====== Excerpted records
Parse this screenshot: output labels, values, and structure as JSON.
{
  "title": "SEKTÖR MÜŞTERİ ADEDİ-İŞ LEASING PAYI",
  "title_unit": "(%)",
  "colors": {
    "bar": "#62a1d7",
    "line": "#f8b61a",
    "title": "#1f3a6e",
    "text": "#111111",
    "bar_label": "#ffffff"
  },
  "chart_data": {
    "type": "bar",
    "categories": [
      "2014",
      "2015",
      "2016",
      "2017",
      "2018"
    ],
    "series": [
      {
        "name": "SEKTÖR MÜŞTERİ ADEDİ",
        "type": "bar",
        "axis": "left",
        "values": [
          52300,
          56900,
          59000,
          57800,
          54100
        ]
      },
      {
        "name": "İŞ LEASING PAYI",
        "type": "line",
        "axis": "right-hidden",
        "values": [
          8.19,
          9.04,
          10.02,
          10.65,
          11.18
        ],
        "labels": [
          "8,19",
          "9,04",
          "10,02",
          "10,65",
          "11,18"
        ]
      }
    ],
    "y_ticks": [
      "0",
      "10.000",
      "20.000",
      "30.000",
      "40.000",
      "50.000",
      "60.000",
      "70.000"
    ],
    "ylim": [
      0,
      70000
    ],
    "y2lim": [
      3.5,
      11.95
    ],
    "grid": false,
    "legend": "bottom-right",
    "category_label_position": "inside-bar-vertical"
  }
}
============
====== Excerpted records
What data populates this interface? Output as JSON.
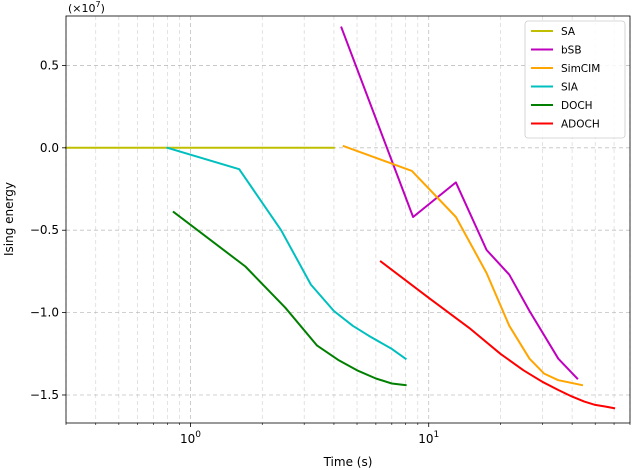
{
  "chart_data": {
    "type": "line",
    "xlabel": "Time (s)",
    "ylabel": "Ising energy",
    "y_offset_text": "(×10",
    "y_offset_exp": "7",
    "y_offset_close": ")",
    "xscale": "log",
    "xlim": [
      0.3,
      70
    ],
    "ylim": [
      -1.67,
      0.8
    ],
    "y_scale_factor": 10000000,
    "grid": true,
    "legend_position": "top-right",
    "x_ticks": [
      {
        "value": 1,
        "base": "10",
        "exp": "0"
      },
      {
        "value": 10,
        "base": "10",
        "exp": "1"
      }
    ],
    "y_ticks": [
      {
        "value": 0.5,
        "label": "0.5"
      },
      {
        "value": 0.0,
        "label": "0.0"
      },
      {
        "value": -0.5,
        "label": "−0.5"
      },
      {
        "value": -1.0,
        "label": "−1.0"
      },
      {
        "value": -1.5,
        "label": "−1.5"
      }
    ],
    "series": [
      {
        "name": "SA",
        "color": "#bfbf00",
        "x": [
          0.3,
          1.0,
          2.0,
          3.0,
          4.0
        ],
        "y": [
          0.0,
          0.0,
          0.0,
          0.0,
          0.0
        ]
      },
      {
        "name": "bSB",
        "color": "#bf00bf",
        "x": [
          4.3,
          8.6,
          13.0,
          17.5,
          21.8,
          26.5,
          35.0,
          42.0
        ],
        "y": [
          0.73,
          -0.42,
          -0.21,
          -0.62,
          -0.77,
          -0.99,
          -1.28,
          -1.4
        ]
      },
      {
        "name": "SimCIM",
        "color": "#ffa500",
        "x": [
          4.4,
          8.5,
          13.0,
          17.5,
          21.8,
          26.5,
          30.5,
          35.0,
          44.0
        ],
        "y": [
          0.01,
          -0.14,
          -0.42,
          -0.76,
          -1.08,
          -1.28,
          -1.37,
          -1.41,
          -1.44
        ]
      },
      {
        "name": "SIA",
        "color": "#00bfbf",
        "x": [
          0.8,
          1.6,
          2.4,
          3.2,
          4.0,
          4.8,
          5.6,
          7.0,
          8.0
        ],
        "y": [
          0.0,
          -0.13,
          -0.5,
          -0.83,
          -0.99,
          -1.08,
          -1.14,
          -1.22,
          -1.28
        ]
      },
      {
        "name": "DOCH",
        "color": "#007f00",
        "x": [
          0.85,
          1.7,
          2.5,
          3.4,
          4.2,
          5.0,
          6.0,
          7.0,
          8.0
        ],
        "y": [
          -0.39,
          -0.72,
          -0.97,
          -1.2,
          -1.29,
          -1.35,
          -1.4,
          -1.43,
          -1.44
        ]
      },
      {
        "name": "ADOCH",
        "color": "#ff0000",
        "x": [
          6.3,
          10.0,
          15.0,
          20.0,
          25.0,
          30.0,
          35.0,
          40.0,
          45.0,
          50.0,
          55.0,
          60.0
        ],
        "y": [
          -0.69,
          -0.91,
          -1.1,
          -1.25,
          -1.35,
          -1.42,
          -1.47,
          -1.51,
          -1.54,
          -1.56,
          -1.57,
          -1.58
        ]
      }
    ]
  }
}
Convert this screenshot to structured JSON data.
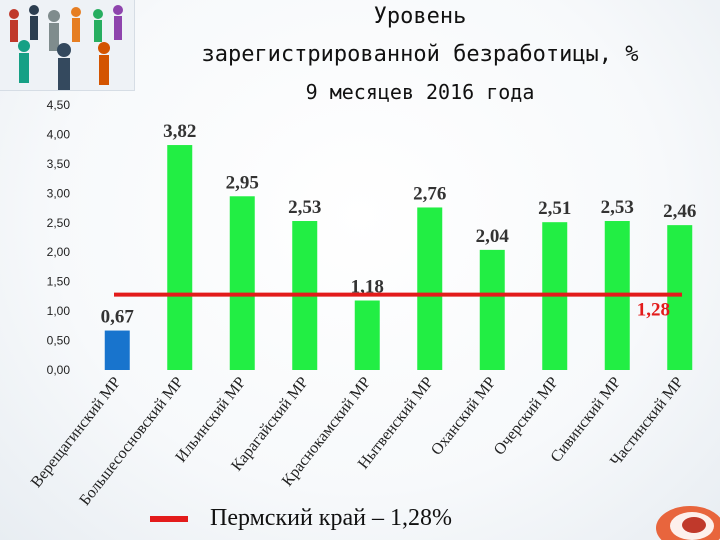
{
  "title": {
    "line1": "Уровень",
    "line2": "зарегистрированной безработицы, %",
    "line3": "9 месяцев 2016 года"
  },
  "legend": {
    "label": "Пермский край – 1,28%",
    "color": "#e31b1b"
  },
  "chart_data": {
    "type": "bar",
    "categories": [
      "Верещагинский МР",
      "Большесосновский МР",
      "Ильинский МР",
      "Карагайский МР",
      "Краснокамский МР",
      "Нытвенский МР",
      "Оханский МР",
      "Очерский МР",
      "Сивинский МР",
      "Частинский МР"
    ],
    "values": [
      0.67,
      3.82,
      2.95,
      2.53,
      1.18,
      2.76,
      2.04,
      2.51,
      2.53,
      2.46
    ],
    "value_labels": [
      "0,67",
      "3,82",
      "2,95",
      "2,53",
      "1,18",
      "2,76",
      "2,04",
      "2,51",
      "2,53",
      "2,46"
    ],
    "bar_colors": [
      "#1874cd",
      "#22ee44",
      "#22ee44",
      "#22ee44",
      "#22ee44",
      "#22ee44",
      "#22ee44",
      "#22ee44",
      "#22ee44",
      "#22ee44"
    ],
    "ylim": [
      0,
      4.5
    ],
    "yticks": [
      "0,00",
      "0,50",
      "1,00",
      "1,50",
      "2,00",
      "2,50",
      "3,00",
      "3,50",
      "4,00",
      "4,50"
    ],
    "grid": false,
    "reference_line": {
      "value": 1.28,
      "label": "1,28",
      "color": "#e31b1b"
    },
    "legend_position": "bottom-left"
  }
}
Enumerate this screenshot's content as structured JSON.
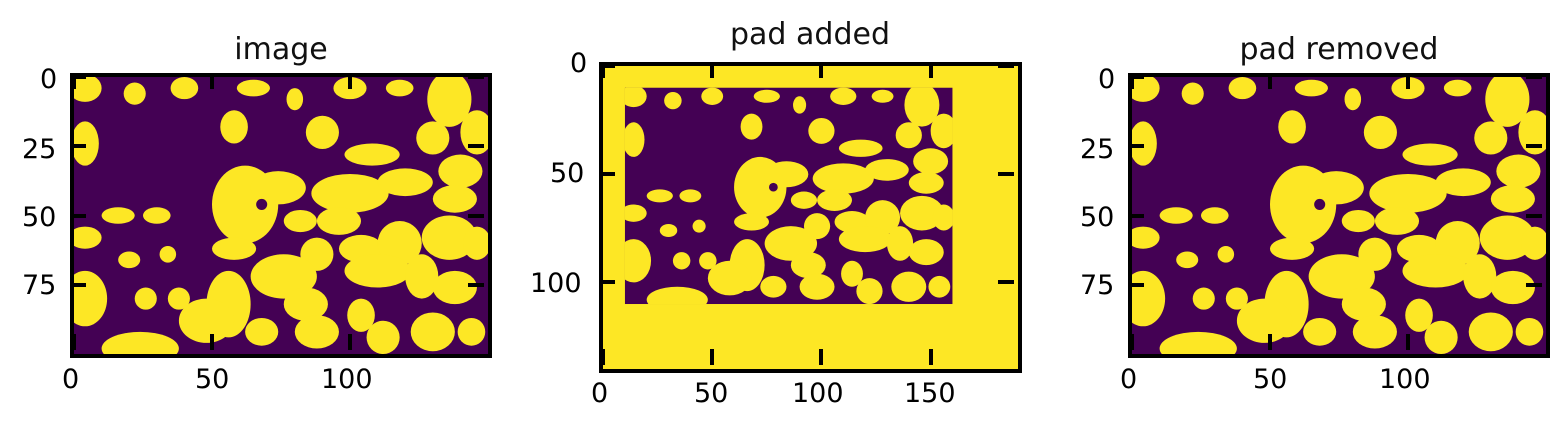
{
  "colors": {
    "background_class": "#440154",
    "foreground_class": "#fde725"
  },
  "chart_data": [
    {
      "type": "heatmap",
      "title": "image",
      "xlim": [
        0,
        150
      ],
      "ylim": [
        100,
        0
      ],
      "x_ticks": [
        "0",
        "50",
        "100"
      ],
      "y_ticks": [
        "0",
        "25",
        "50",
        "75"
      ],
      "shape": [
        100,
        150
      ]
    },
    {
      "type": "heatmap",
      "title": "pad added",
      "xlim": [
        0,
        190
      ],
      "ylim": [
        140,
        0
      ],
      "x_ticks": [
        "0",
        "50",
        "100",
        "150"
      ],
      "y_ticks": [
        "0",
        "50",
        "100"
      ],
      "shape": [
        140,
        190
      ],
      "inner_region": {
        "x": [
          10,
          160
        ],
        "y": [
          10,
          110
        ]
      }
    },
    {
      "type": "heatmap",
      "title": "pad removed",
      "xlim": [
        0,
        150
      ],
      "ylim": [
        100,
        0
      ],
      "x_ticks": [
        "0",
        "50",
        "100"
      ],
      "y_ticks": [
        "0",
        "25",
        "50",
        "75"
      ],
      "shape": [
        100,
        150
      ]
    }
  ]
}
============
What you have to do: Filter the listing for the word "right" and copy every line that holds it.

Full answer:
        "axis": "right-hidden",
    "legend": "bottom-right",
    "legend_position": "top-right",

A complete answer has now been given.